_Instrucciones:_
(1) Resume en dos oraciones el relato de la llegada a Pigüe.
(2) Prolonga el relato del velorio en Pigüe a partir de su última oración.

_Texto fuente:_
================================

Luego de haber dormido muy mal en el destartalado colectivo de “El Condor – La Estrella” – incluyendo la rotura del micro en medio de la nada a las cuatro de la mañana con espera posterior en la Terminal de Coronel Suarez para que nos pase a buscar otro bondi – llegué a Pigüe el lunes a la mañana.
Algo aturdido por el despertar repentino y cegado por el sol matutino, casi me llevé por delante a mi tío Alberto. Hombre de campo, con una dicción propia de dicha gente y expresiones del tipo “no-ziii”, viajamos directo a la casa velatoria, donde yacía el cuerpo de quien en vida fuera mi abuela Carolina, la madre de mi viejo.
Entrado en el salón, fui saludado con el pésame – como fue ocurriendo durante toda la mañana – por gente muy parecida – alemanes del Volga - pero desconocida para mi. “Te acompaño en el sentimiento”, me decían. “Muchas gracias” respondía yo sintiéndome ajeno a aquella salutación.

================================

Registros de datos
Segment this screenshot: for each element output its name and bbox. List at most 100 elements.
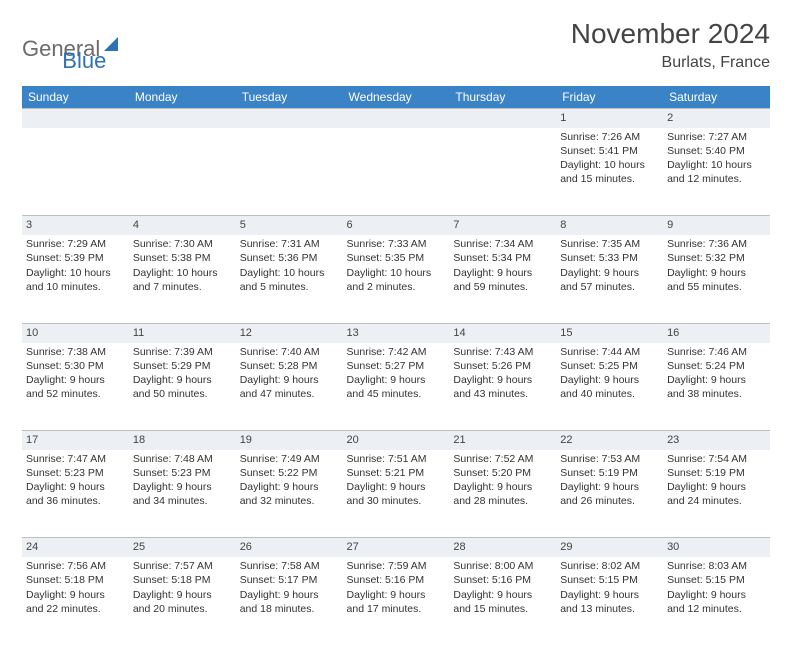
day-cell — [449, 128, 556, 216]
daynum-row: 12 — [22, 109, 770, 128]
sunrise-text: Sunrise: 7:47 AM — [26, 452, 125, 466]
daylight-text: Daylight: 9 hours and 36 minutes. — [26, 480, 125, 508]
day-number: 24 — [22, 538, 129, 557]
day-cell: Sunrise: 7:56 AMSunset: 5:18 PMDaylight:… — [22, 557, 129, 645]
weekday-header: Saturday — [663, 86, 770, 109]
daylight-text: Daylight: 10 hours and 5 minutes. — [240, 266, 339, 294]
day-cell: Sunrise: 7:43 AMSunset: 5:26 PMDaylight:… — [449, 343, 556, 431]
day-number — [343, 109, 450, 128]
daylight-text: Daylight: 9 hours and 32 minutes. — [240, 480, 339, 508]
sunset-text: Sunset: 5:16 PM — [347, 573, 446, 587]
day-cell: Sunrise: 7:30 AMSunset: 5:38 PMDaylight:… — [129, 235, 236, 323]
day-number — [236, 109, 343, 128]
day-number: 23 — [663, 431, 770, 450]
day-cell: Sunrise: 7:26 AMSunset: 5:41 PMDaylight:… — [556, 128, 663, 216]
day-number: 18 — [129, 431, 236, 450]
sunset-text: Sunset: 5:39 PM — [26, 251, 125, 265]
sunset-text: Sunset: 5:15 PM — [560, 573, 659, 587]
weekday-header: Friday — [556, 86, 663, 109]
day-cell — [343, 128, 450, 216]
day-number: 1 — [556, 109, 663, 128]
daylight-text: Daylight: 9 hours and 28 minutes. — [453, 480, 552, 508]
day-cell: Sunrise: 7:47 AMSunset: 5:23 PMDaylight:… — [22, 450, 129, 538]
daynum-row: 10111213141516 — [22, 323, 770, 342]
day-number: 6 — [343, 216, 450, 235]
week-row: Sunrise: 7:38 AMSunset: 5:30 PMDaylight:… — [22, 343, 770, 431]
sunrise-text: Sunrise: 7:44 AM — [560, 345, 659, 359]
day-cell: Sunrise: 7:53 AMSunset: 5:19 PMDaylight:… — [556, 450, 663, 538]
daylight-text: Daylight: 9 hours and 50 minutes. — [133, 373, 232, 401]
sunset-text: Sunset: 5:30 PM — [26, 359, 125, 373]
sunset-text: Sunset: 5:21 PM — [347, 466, 446, 480]
sunrise-text: Sunrise: 8:03 AM — [667, 559, 766, 573]
daylight-text: Daylight: 9 hours and 34 minutes. — [133, 480, 232, 508]
day-number: 20 — [343, 431, 450, 450]
sunrise-text: Sunrise: 7:49 AM — [240, 452, 339, 466]
day-cell: Sunrise: 8:03 AMSunset: 5:15 PMDaylight:… — [663, 557, 770, 645]
day-number: 9 — [663, 216, 770, 235]
day-cell: Sunrise: 7:34 AMSunset: 5:34 PMDaylight:… — [449, 235, 556, 323]
day-number: 13 — [343, 323, 450, 342]
day-cell: Sunrise: 7:54 AMSunset: 5:19 PMDaylight:… — [663, 450, 770, 538]
sunrise-text: Sunrise: 7:33 AM — [347, 237, 446, 251]
sunrise-text: Sunrise: 8:00 AM — [453, 559, 552, 573]
sunset-text: Sunset: 5:29 PM — [133, 359, 232, 373]
daynum-row: 17181920212223 — [22, 431, 770, 450]
day-cell — [236, 128, 343, 216]
day-number: 11 — [129, 323, 236, 342]
sunrise-text: Sunrise: 7:29 AM — [26, 237, 125, 251]
day-cell — [129, 128, 236, 216]
sunrise-text: Sunrise: 7:40 AM — [240, 345, 339, 359]
weekday-header: Thursday — [449, 86, 556, 109]
daylight-text: Daylight: 10 hours and 7 minutes. — [133, 266, 232, 294]
sunrise-text: Sunrise: 7:58 AM — [240, 559, 339, 573]
sunrise-text: Sunrise: 7:36 AM — [667, 237, 766, 251]
sunrise-text: Sunrise: 7:26 AM — [560, 130, 659, 144]
logo: General Blue — [22, 24, 106, 74]
location: Burlats, France — [571, 54, 770, 72]
daylight-text: Daylight: 9 hours and 45 minutes. — [347, 373, 446, 401]
day-number: 3 — [22, 216, 129, 235]
sunset-text: Sunset: 5:26 PM — [453, 359, 552, 373]
day-number: 15 — [556, 323, 663, 342]
sunrise-text: Sunrise: 7:54 AM — [667, 452, 766, 466]
day-number: 26 — [236, 538, 343, 557]
daylight-text: Daylight: 9 hours and 24 minutes. — [667, 480, 766, 508]
daylight-text: Daylight: 10 hours and 10 minutes. — [26, 266, 125, 294]
day-cell: Sunrise: 7:39 AMSunset: 5:29 PMDaylight:… — [129, 343, 236, 431]
daylight-text: Daylight: 9 hours and 40 minutes. — [560, 373, 659, 401]
day-cell: Sunrise: 7:44 AMSunset: 5:25 PMDaylight:… — [556, 343, 663, 431]
sunrise-text: Sunrise: 7:57 AM — [133, 559, 232, 573]
daylight-text: Daylight: 10 hours and 2 minutes. — [347, 266, 446, 294]
day-number: 12 — [236, 323, 343, 342]
day-cell: Sunrise: 7:35 AMSunset: 5:33 PMDaylight:… — [556, 235, 663, 323]
sunrise-text: Sunrise: 7:53 AM — [560, 452, 659, 466]
sunrise-text: Sunrise: 7:31 AM — [240, 237, 339, 251]
day-number — [22, 109, 129, 128]
sunrise-text: Sunrise: 7:52 AM — [453, 452, 552, 466]
sunset-text: Sunset: 5:15 PM — [667, 573, 766, 587]
day-cell: Sunrise: 7:57 AMSunset: 5:18 PMDaylight:… — [129, 557, 236, 645]
day-cell: Sunrise: 7:38 AMSunset: 5:30 PMDaylight:… — [22, 343, 129, 431]
sunrise-text: Sunrise: 7:35 AM — [560, 237, 659, 251]
day-cell: Sunrise: 7:58 AMSunset: 5:17 PMDaylight:… — [236, 557, 343, 645]
sunset-text: Sunset: 5:25 PM — [560, 359, 659, 373]
day-cell: Sunrise: 7:51 AMSunset: 5:21 PMDaylight:… — [343, 450, 450, 538]
day-number: 21 — [449, 431, 556, 450]
day-number: 25 — [129, 538, 236, 557]
sunset-text: Sunset: 5:28 PM — [240, 359, 339, 373]
weekday-header: Sunday — [22, 86, 129, 109]
sunset-text: Sunset: 5:19 PM — [667, 466, 766, 480]
day-number: 27 — [343, 538, 450, 557]
day-cell: Sunrise: 7:46 AMSunset: 5:24 PMDaylight:… — [663, 343, 770, 431]
weekday-header: Tuesday — [236, 86, 343, 109]
sunset-text: Sunset: 5:18 PM — [26, 573, 125, 587]
sunset-text: Sunset: 5:33 PM — [560, 251, 659, 265]
logo-sail-icon — [104, 37, 118, 51]
sunrise-text: Sunrise: 7:51 AM — [347, 452, 446, 466]
daylight-text: Daylight: 9 hours and 30 minutes. — [347, 480, 446, 508]
day-cell: Sunrise: 7:48 AMSunset: 5:23 PMDaylight:… — [129, 450, 236, 538]
day-number: 22 — [556, 431, 663, 450]
day-cell: Sunrise: 7:49 AMSunset: 5:22 PMDaylight:… — [236, 450, 343, 538]
daynum-row: 3456789 — [22, 216, 770, 235]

================================

_Respuestas por tarea:_
(1) Tras una mala noche en un colectivo que se rompió a las cuatro de la mañana y obligó a esperar otro en la Terminal de Coronel Suarez, quien narra llega a Pigüe el lunes por la mañana, se encuentra con su tío Alberto y viaja con él directo a la casa velatoria donde yace su abuela Carolina, la madre de su padre. En el salón, durante toda la mañana, personas desconocidas, alemanes del Volga, le dan el pésame, y quien narra responde con un agradecimiento mientras siente ajeno aquel saludo.

(2)
Entre esos saludos, encontré a mis tíos y primos, quienes se encontraban acongojados, como naturalmente se está en momentos de ese tipo.
Confieso que no me animé a ingresar a la sala donde yacía mi abuela. Opté por permanecer en la puerta y pedir por su alma. Recuerdo que me llamó la atención su estado. Esperaba descubrir – para se mi primera experiencia con una persona fallecida – un rostro más pálido y una cara más lúgubre. En varias ocasiones me encontré a mi mismo, mirando hacía su estómago para ver si podía advertir algún movimiento en el cuerpo de mi abuela que me confirme efectivamente que se encontraba durmiendo.
Un rato después llegó mi viejo al velatorio, procedente del sur. Lo recibí en la puerta del edificio, dándole un gran abrazo de consuelo. Luego de ello, lo dirigí hacia su encuentro con su madre, para que pueda hacer la despedida propia de un hijo.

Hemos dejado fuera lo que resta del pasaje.